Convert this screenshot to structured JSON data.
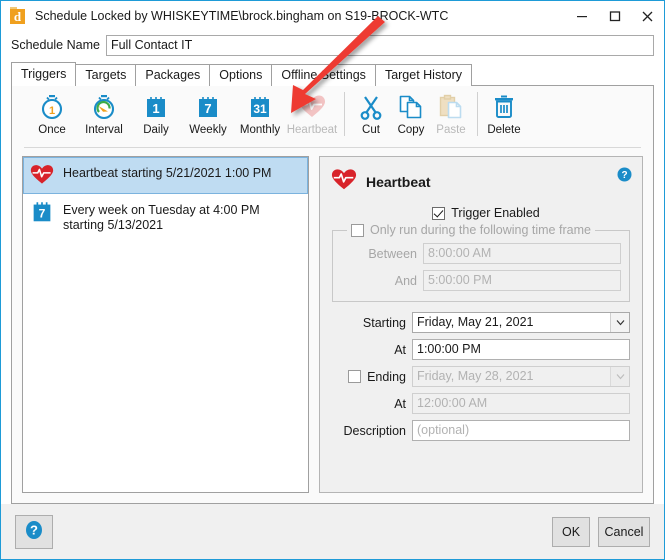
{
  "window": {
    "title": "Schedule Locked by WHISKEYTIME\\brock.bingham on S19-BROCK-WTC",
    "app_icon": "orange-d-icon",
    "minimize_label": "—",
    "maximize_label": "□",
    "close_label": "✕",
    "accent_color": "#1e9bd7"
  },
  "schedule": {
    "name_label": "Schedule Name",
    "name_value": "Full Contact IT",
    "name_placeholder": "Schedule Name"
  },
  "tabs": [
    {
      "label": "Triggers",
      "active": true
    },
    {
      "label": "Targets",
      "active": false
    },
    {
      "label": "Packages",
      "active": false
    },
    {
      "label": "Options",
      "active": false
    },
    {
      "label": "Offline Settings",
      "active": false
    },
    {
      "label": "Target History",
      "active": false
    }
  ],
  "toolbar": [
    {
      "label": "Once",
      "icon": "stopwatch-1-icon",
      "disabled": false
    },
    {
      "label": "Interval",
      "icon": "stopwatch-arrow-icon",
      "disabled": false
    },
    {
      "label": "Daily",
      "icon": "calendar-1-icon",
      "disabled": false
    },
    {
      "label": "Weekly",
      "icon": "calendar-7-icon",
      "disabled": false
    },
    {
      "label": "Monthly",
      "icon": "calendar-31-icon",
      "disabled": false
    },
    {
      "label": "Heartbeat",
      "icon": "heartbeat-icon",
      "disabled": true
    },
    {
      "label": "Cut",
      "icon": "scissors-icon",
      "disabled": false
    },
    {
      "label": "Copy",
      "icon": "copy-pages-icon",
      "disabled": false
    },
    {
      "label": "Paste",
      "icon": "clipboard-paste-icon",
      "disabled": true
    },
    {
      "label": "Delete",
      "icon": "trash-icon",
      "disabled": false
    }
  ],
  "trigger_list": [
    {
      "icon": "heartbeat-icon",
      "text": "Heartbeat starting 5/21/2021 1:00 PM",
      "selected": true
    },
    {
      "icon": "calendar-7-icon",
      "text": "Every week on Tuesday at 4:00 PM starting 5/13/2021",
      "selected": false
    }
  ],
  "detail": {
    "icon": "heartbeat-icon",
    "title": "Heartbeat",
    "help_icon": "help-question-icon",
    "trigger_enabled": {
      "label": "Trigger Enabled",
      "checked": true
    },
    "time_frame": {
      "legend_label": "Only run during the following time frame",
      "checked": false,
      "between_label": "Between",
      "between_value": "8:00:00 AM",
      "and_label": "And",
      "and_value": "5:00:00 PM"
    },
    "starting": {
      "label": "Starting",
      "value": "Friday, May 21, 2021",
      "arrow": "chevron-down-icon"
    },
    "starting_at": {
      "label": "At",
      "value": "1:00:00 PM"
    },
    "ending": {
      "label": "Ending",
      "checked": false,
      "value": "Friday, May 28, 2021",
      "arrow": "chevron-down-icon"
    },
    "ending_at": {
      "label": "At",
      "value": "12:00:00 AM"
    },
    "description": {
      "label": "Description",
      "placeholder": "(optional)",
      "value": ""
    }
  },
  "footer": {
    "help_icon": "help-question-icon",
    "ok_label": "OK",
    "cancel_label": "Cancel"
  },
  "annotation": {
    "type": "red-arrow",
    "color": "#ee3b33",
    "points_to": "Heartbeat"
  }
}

──────

▶ What you have to do: Strip out the pictures and quote the remaining data word for word.

▶ Solution for this task:
Convert this screenshot to structured JSON data.
{
  "window": {
    "title": "Schedule Locked by WHISKEYTIME\\brock.bingham on S19-BROCK-WTC",
    "app_icon": "orange-d-icon",
    "minimize_label": "—",
    "maximize_label": "□",
    "close_label": "✕",
    "accent_color": "#1e9bd7"
  },
  "schedule": {
    "name_label": "Schedule Name",
    "name_value": "Full Contact IT",
    "name_placeholder": "Schedule Name"
  },
  "tabs": [
    {
      "label": "Triggers",
      "active": true
    },
    {
      "label": "Targets",
      "active": false
    },
    {
      "label": "Packages",
      "active": false
    },
    {
      "label": "Options",
      "active": false
    },
    {
      "label": "Offline Settings",
      "active": false
    },
    {
      "label": "Target History",
      "active": false
    }
  ],
  "toolbar": [
    {
      "label": "Once",
      "icon": "stopwatch-1-icon",
      "disabled": false
    },
    {
      "label": "Interval",
      "icon": "stopwatch-arrow-icon",
      "disabled": false
    },
    {
      "label": "Daily",
      "icon": "calendar-1-icon",
      "disabled": false
    },
    {
      "label": "Weekly",
      "icon": "calendar-7-icon",
      "disabled": false
    },
    {
      "label": "Monthly",
      "icon": "calendar-31-icon",
      "disabled": false
    },
    {
      "label": "Heartbeat",
      "icon": "heartbeat-icon",
      "disabled": true
    },
    {
      "label": "Cut",
      "icon": "scissors-icon",
      "disabled": false
    },
    {
      "label": "Copy",
      "icon": "copy-pages-icon",
      "disabled": false
    },
    {
      "label": "Paste",
      "icon": "clipboard-paste-icon",
      "disabled": true
    },
    {
      "label": "Delete",
      "icon": "trash-icon",
      "disabled": false
    }
  ],
  "trigger_list": [
    {
      "icon": "heartbeat-icon",
      "text": "Heartbeat starting 5/21/2021 1:00 PM",
      "selected": true
    },
    {
      "icon": "calendar-7-icon",
      "text": "Every week on Tuesday at 4:00 PM starting 5/13/2021",
      "selected": false
    }
  ],
  "detail": {
    "icon": "heartbeat-icon",
    "title": "Heartbeat",
    "help_icon": "help-question-icon",
    "trigger_enabled": {
      "label": "Trigger Enabled",
      "checked": true
    },
    "time_frame": {
      "legend_label": "Only run during the following time frame",
      "checked": false,
      "between_label": "Between",
      "between_value": "8:00:00 AM",
      "and_label": "And",
      "and_value": "5:00:00 PM"
    },
    "starting": {
      "label": "Starting",
      "value": "Friday, May 21, 2021",
      "arrow": "chevron-down-icon"
    },
    "starting_at": {
      "label": "At",
      "value": "1:00:00 PM"
    },
    "ending": {
      "label": "Ending",
      "checked": false,
      "value": "Friday, May 28, 2021",
      "arrow": "chevron-down-icon"
    },
    "ending_at": {
      "label": "At",
      "value": "12:00:00 AM"
    },
    "description": {
      "label": "Description",
      "placeholder": "(optional)",
      "value": ""
    }
  },
  "footer": {
    "help_icon": "help-question-icon",
    "ok_label": "OK",
    "cancel_label": "Cancel"
  },
  "annotation": {
    "type": "red-arrow",
    "color": "#ee3b33",
    "points_to": "Heartbeat"
  }
}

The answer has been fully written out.